## Stated task:
Output every entry exactly, from the first line to the last.

## Extracted information:
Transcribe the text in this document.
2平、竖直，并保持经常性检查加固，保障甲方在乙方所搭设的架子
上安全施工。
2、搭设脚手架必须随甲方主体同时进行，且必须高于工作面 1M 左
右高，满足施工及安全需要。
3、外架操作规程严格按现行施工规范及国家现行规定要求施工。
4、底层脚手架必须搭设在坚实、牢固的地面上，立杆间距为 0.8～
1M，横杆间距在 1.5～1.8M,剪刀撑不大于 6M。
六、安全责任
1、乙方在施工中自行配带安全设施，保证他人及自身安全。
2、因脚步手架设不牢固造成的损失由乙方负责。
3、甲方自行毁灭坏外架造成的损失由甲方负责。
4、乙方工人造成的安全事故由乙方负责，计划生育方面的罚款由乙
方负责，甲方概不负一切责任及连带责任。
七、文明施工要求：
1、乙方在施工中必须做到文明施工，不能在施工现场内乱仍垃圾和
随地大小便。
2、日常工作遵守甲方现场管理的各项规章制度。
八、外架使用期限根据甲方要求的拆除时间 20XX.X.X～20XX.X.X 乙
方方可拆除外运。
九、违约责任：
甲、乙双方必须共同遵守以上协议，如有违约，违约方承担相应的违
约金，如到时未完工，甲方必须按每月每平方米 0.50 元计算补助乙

## Solution to the exercise:
Transcribe the text in this document.
2平、竖直，并保持经常性检查加固，保障甲方在乙方所搭设的架子
上安全施工。
2、搭设脚手架必须随甲方主体同时进行，且必须高于工作面 1M 左
右高，满足施工及安全需要。
3、外架操作规程严格按现行施工规范及国家现行规定要求施工。
4、底层脚手架必须搭设在坚实、牢固的地面上，立杆间距为 0.8～
1M，横杆间距在 1.5～1.8M,剪刀撑不大于 6M。
六、安全责任
1、乙方在施工中自行配带安全设施，保证他人及自身安全。
2、因脚步手架设不牢固造成的损失由乙方负责。
3、甲方自行毁灭坏外架造成的损失由甲方负责。
4、乙方工人造成的安全事故由乙方负责，计划生育方面的罚款由乙
方负责，甲方概不负一切责任及连带责任。
七、文明施工要求：
1、乙方在施工中必须做到文明施工，不能在施工现场内乱仍垃圾和
随地大小便。
2、日常工作遵守甲方现场管理的各项规章制度。
八、外架使用期限根据甲方要求的拆除时间 20XX.X.X～20XX.X.X 乙
方方可拆除外运。
九、违约责任：
甲、乙双方必须共同遵守以上协议，如有违约，违约方承担相应的违
约金，如到时未完工，甲方必须按每月每平方米 0.50 元计算补助乙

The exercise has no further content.